* DATA FOR THE TASK *
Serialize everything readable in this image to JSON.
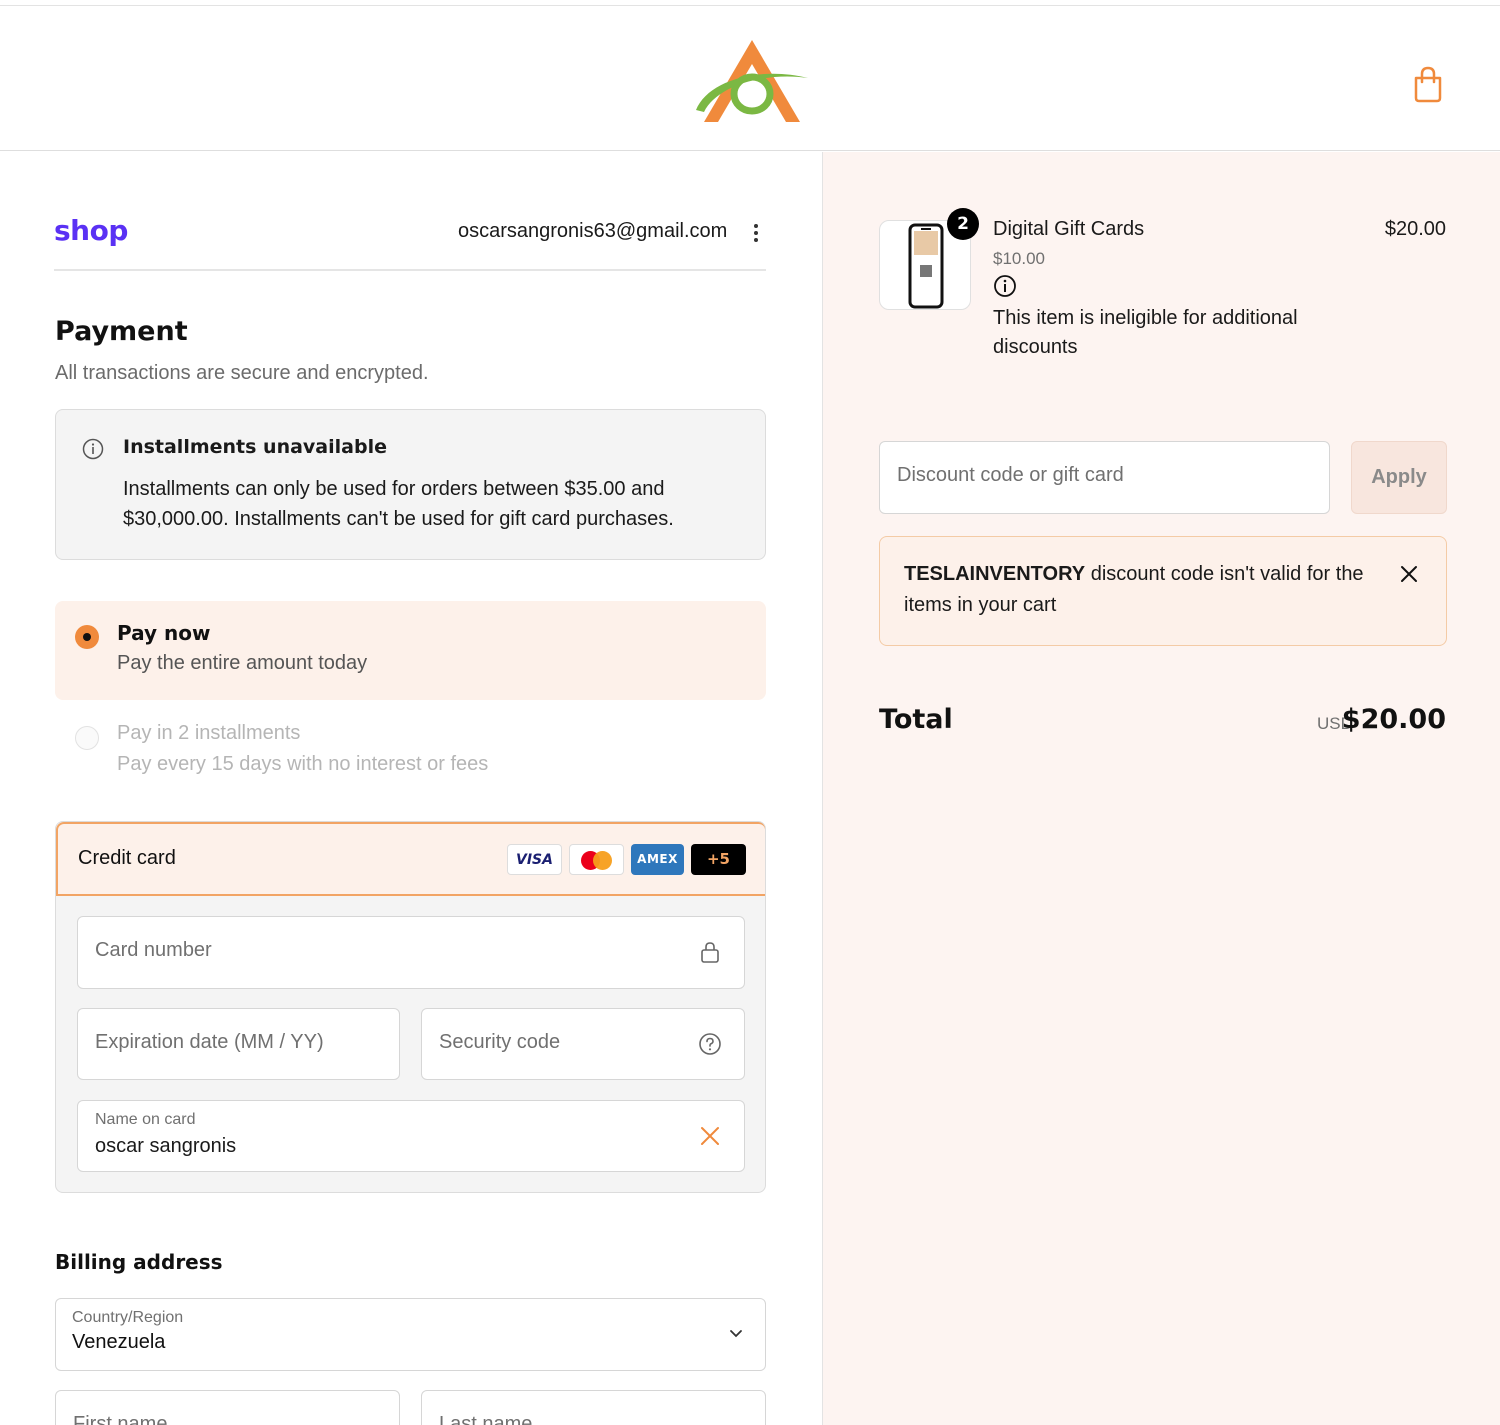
{
  "header": {
    "logo": "store-logo",
    "cart_icon": "shopping-bag-icon"
  },
  "account": {
    "brand": "shop",
    "email": "oscarsangronis63@gmail.com"
  },
  "payment": {
    "title": "Payment",
    "subtitle": "All transactions are secure and encrypted.",
    "notice": {
      "title": "Installments unavailable",
      "text": "Installments can only be used for orders between $35.00 and $30,000.00. Installments can't be used for gift card purchases."
    },
    "options": [
      {
        "title": "Pay now",
        "subtitle": "Pay the entire amount today",
        "selected": true
      },
      {
        "title": "Pay in 2 installments",
        "subtitle": "Pay every 15 days with no interest or fees",
        "selected": false
      }
    ],
    "credit_card": {
      "label": "Credit card",
      "brands": [
        "VISA",
        "AMEX",
        "+5"
      ],
      "card_number_placeholder": "Card number",
      "expiration_placeholder": "Expiration date (MM / YY)",
      "security_placeholder": "Security code",
      "name_label": "Name on card",
      "name_value": "oscar sangronis"
    }
  },
  "billing": {
    "title": "Billing address",
    "country_label": "Country/Region",
    "country_value": "Venezuela",
    "first_name_placeholder": "First name",
    "last_name_placeholder": "Last name"
  },
  "order": {
    "item": {
      "quantity": "2",
      "name": "Digital Gift Cards",
      "line_price": "$20.00",
      "unit_price": "$10.00",
      "note": "This item is ineligible for additional discounts"
    },
    "discount_placeholder": "Discount code or gift card",
    "apply_label": "Apply",
    "error": {
      "code": "TESLAINVENTORY",
      "message": " discount code isn't valid for the items in your cart"
    },
    "total_label": "Total",
    "currency": "USD",
    "total_value": "$20.00"
  },
  "colors": {
    "accent": "#f08a3c",
    "shop_brand": "#5a31f4",
    "panel_bg": "#fdf4f1"
  }
}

* THE PROBLEM *
Repeat the records above verbatim, with no pictures in the result.

* EXPECTED OUTPUT *
Serialize everything readable in this image to JSON.
{
  "header": {
    "logo": "store-logo",
    "cart_icon": "shopping-bag-icon"
  },
  "account": {
    "brand": "shop",
    "email": "oscarsangronis63@gmail.com"
  },
  "payment": {
    "title": "Payment",
    "subtitle": "All transactions are secure and encrypted.",
    "notice": {
      "title": "Installments unavailable",
      "text": "Installments can only be used for orders between $35.00 and $30,000.00. Installments can't be used for gift card purchases."
    },
    "options": [
      {
        "title": "Pay now",
        "subtitle": "Pay the entire amount today",
        "selected": true
      },
      {
        "title": "Pay in 2 installments",
        "subtitle": "Pay every 15 days with no interest or fees",
        "selected": false
      }
    ],
    "credit_card": {
      "label": "Credit card",
      "brands": [
        "VISA",
        "AMEX",
        "+5"
      ],
      "card_number_placeholder": "Card number",
      "expiration_placeholder": "Expiration date (MM / YY)",
      "security_placeholder": "Security code",
      "name_label": "Name on card",
      "name_value": "oscar sangronis"
    }
  },
  "billing": {
    "title": "Billing address",
    "country_label": "Country/Region",
    "country_value": "Venezuela",
    "first_name_placeholder": "First name",
    "last_name_placeholder": "Last name"
  },
  "order": {
    "item": {
      "quantity": "2",
      "name": "Digital Gift Cards",
      "line_price": "$20.00",
      "unit_price": "$10.00",
      "note": "This item is ineligible for additional discounts"
    },
    "discount_placeholder": "Discount code or gift card",
    "apply_label": "Apply",
    "error": {
      "code": "TESLAINVENTORY",
      "message": " discount code isn't valid for the items in your cart"
    },
    "total_label": "Total",
    "currency": "USD",
    "total_value": "$20.00"
  },
  "colors": {
    "accent": "#f08a3c",
    "shop_brand": "#5a31f4",
    "panel_bg": "#fdf4f1"
  }
}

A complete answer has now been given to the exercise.